» **Work required**
Each entry below should be written out exactly as it is, with no pictures.

# Provided entries start

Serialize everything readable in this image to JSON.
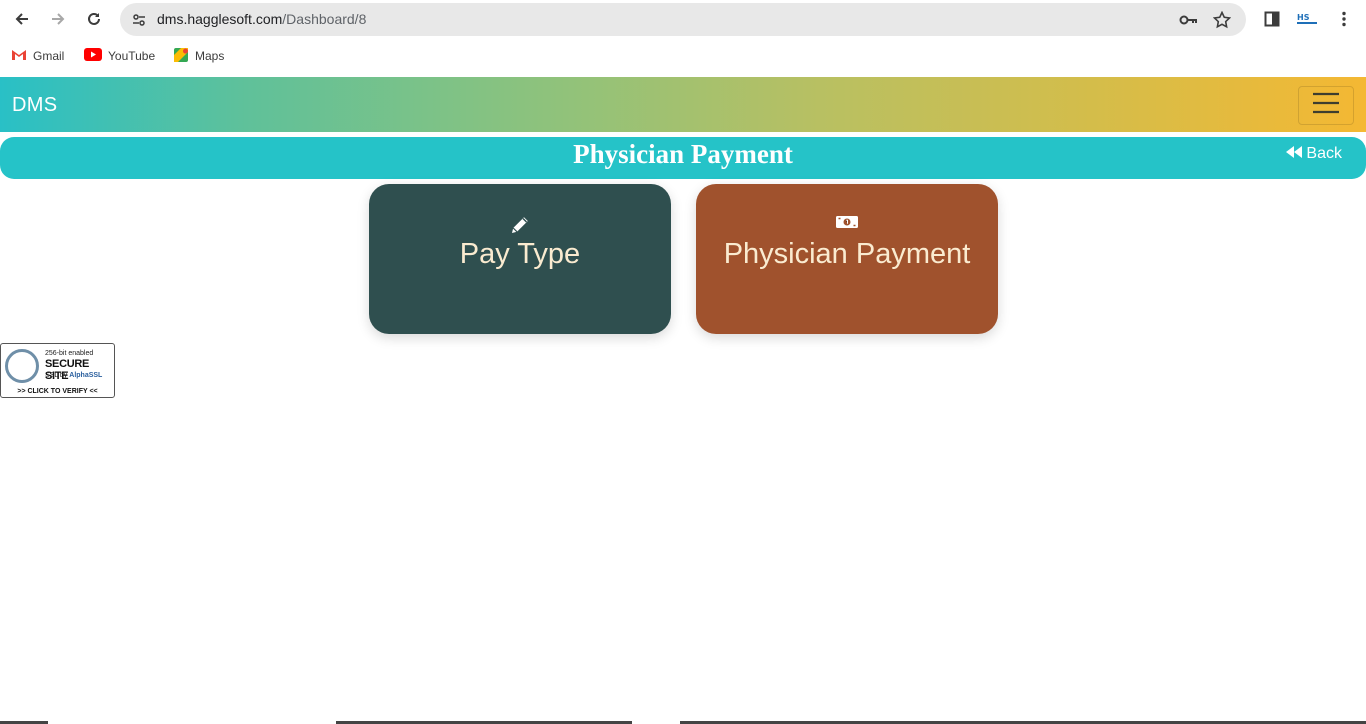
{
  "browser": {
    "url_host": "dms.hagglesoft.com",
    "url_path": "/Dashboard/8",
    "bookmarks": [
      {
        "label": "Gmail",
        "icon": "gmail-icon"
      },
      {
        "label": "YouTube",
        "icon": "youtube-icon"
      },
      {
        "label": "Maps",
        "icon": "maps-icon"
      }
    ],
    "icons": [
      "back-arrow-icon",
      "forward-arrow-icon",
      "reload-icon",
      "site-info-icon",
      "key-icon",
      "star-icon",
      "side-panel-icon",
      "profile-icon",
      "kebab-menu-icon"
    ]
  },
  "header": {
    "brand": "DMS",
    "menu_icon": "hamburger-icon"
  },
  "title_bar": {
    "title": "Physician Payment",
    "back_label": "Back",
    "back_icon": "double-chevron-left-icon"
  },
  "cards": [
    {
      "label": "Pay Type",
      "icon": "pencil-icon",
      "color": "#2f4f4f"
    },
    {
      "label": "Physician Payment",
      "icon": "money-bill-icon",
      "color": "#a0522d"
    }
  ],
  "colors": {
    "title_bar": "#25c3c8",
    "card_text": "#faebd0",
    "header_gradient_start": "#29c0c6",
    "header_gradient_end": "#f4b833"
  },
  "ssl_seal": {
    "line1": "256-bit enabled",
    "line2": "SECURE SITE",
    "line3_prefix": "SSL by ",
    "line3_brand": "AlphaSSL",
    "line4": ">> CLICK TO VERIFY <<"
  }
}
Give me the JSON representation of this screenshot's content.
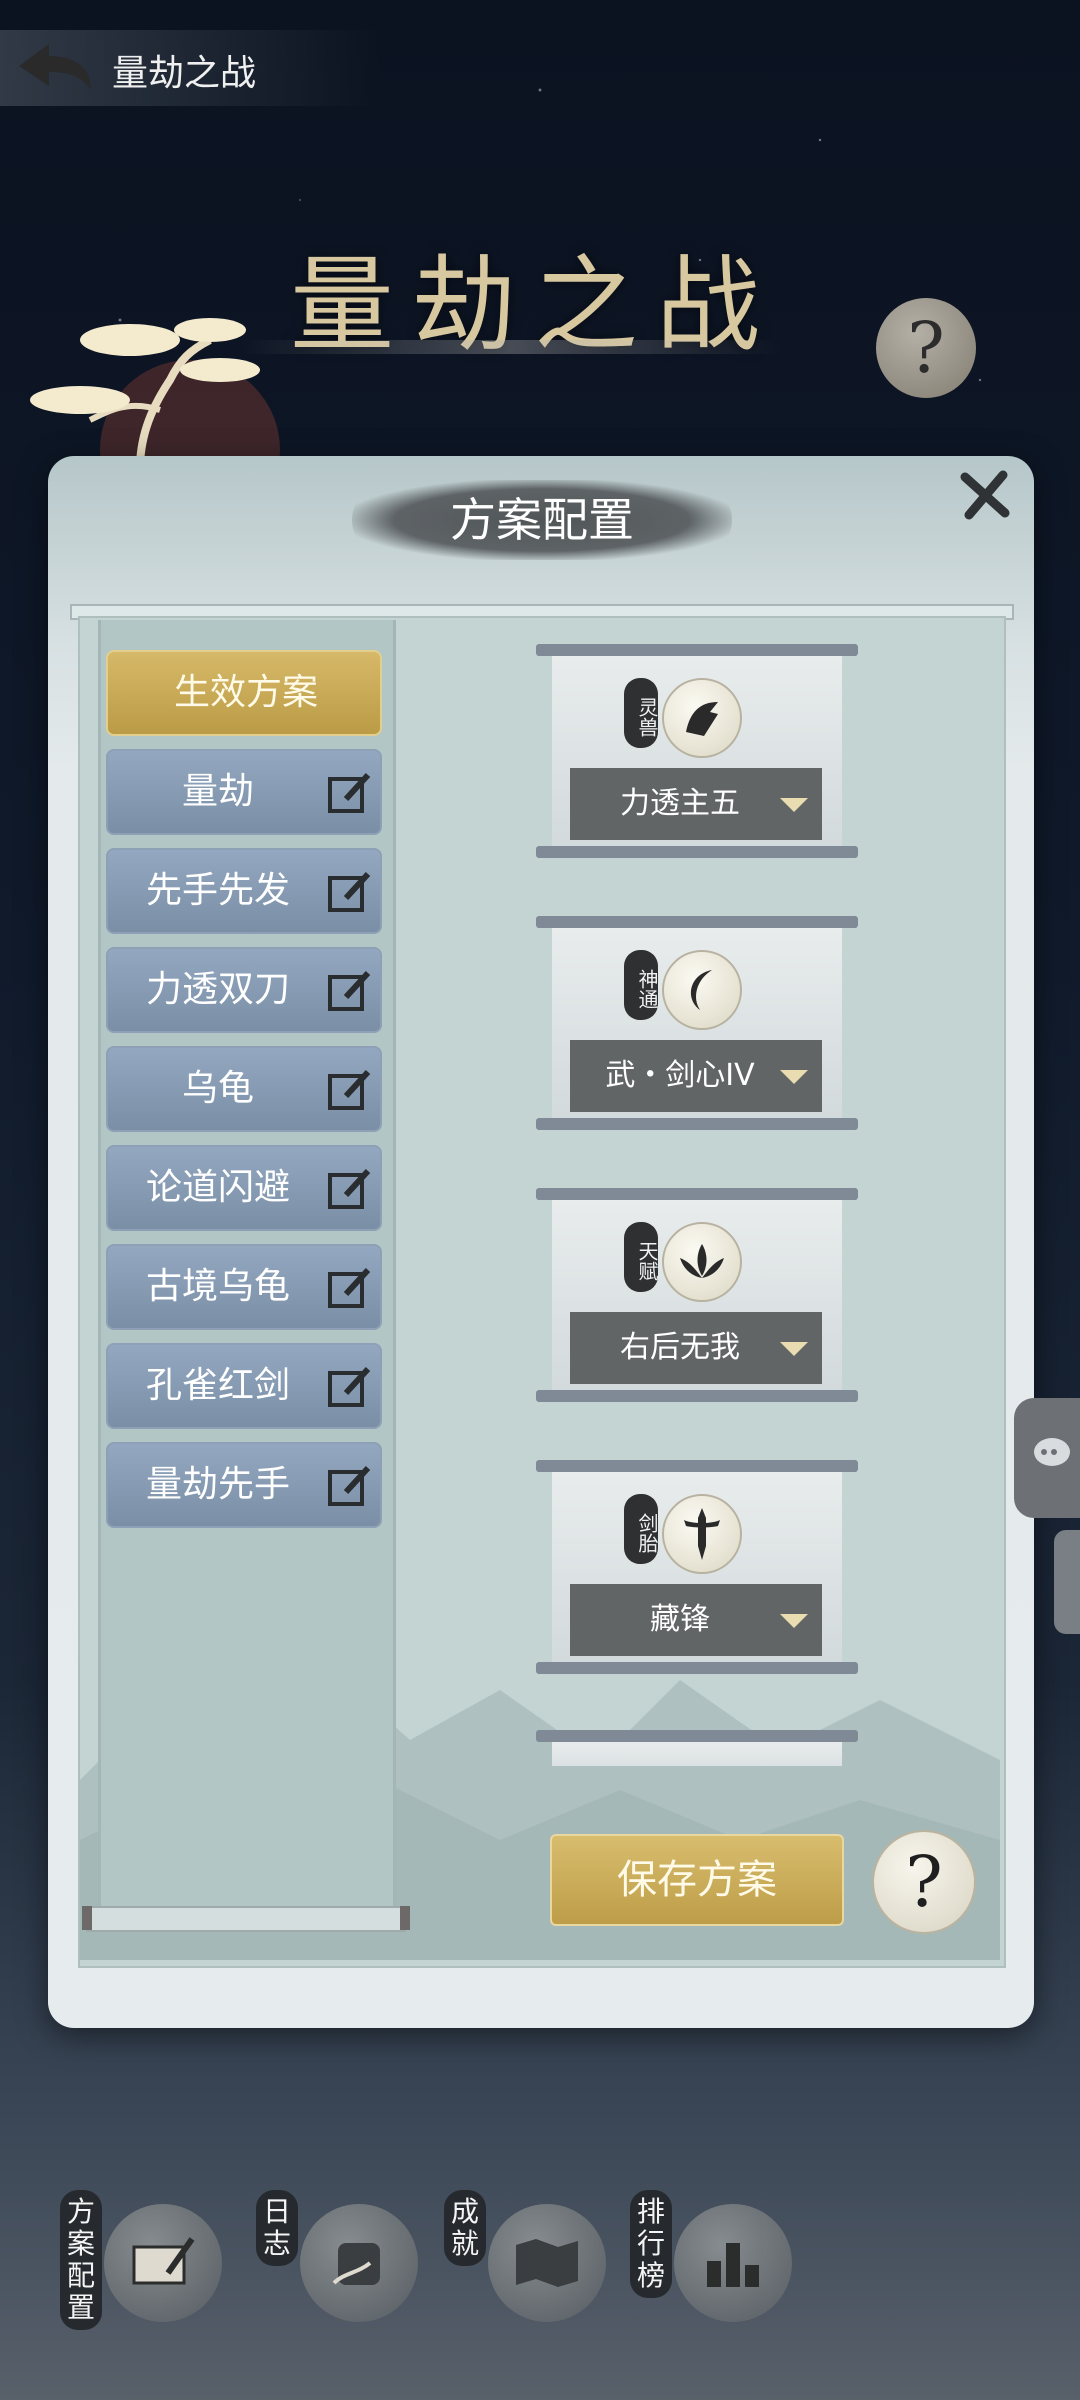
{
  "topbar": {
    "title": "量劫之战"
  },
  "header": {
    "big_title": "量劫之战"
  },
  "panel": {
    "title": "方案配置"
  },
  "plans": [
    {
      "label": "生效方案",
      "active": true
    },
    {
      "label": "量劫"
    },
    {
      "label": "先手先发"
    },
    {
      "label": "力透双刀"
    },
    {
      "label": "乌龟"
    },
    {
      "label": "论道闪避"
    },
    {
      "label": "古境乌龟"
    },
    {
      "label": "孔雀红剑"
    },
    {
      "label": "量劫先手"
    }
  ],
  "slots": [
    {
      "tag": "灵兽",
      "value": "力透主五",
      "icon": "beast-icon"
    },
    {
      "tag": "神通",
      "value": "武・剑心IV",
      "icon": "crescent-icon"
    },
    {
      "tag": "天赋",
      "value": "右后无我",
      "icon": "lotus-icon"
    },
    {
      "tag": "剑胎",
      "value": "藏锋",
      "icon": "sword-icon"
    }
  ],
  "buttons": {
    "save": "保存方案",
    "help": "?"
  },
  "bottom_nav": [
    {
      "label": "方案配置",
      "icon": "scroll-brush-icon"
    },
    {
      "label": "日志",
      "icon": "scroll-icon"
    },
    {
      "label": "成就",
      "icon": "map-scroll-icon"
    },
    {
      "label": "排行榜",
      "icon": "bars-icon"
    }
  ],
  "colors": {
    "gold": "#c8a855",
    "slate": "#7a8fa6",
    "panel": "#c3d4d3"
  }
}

# Provided entries end

» **Response to this task**
Serialize everything readable in this image to JSON.
{
  "browser": {
    "url_host": "dms.hagglesoft.com",
    "url_path": "/Dashboard/8",
    "bookmarks": [
      {
        "label": "Gmail",
        "icon": "gmail-icon"
      },
      {
        "label": "YouTube",
        "icon": "youtube-icon"
      },
      {
        "label": "Maps",
        "icon": "maps-icon"
      }
    ],
    "icons": [
      "back-arrow-icon",
      "forward-arrow-icon",
      "reload-icon",
      "site-info-icon",
      "key-icon",
      "star-icon",
      "side-panel-icon",
      "profile-icon",
      "kebab-menu-icon"
    ]
  },
  "header": {
    "brand": "DMS",
    "menu_icon": "hamburger-icon"
  },
  "title_bar": {
    "title": "Physician Payment",
    "back_label": "Back",
    "back_icon": "double-chevron-left-icon"
  },
  "cards": [
    {
      "label": "Pay Type",
      "icon": "pencil-icon",
      "color": "#2f4f4f"
    },
    {
      "label": "Physician Payment",
      "icon": "money-bill-icon",
      "color": "#a0522d"
    }
  ],
  "colors": {
    "title_bar": "#25c3c8",
    "card_text": "#faebd0",
    "header_gradient_start": "#29c0c6",
    "header_gradient_end": "#f4b833"
  },
  "ssl_seal": {
    "line1": "256-bit enabled",
    "line2": "SECURE SITE",
    "line3_prefix": "SSL by ",
    "line3_brand": "AlphaSSL",
    "line4": ">> CLICK TO VERIFY <<"
  }
}
Give me the JSON representation of this screenshot's content.
{
  "topbar": {
    "title": "量劫之战"
  },
  "header": {
    "big_title": "量劫之战"
  },
  "panel": {
    "title": "方案配置"
  },
  "plans": [
    {
      "label": "生效方案",
      "active": true
    },
    {
      "label": "量劫"
    },
    {
      "label": "先手先发"
    },
    {
      "label": "力透双刀"
    },
    {
      "label": "乌龟"
    },
    {
      "label": "论道闪避"
    },
    {
      "label": "古境乌龟"
    },
    {
      "label": "孔雀红剑"
    },
    {
      "label": "量劫先手"
    }
  ],
  "slots": [
    {
      "tag": "灵兽",
      "value": "力透主五",
      "icon": "beast-icon"
    },
    {
      "tag": "神通",
      "value": "武・剑心IV",
      "icon": "crescent-icon"
    },
    {
      "tag": "天赋",
      "value": "右后无我",
      "icon": "lotus-icon"
    },
    {
      "tag": "剑胎",
      "value": "藏锋",
      "icon": "sword-icon"
    }
  ],
  "buttons": {
    "save": "保存方案",
    "help": "?"
  },
  "bottom_nav": [
    {
      "label": "方案配置",
      "icon": "scroll-brush-icon"
    },
    {
      "label": "日志",
      "icon": "scroll-icon"
    },
    {
      "label": "成就",
      "icon": "map-scroll-icon"
    },
    {
      "label": "排行榜",
      "icon": "bars-icon"
    }
  ],
  "colors": {
    "gold": "#c8a855",
    "slate": "#7a8fa6",
    "panel": "#c3d4d3"
  }
}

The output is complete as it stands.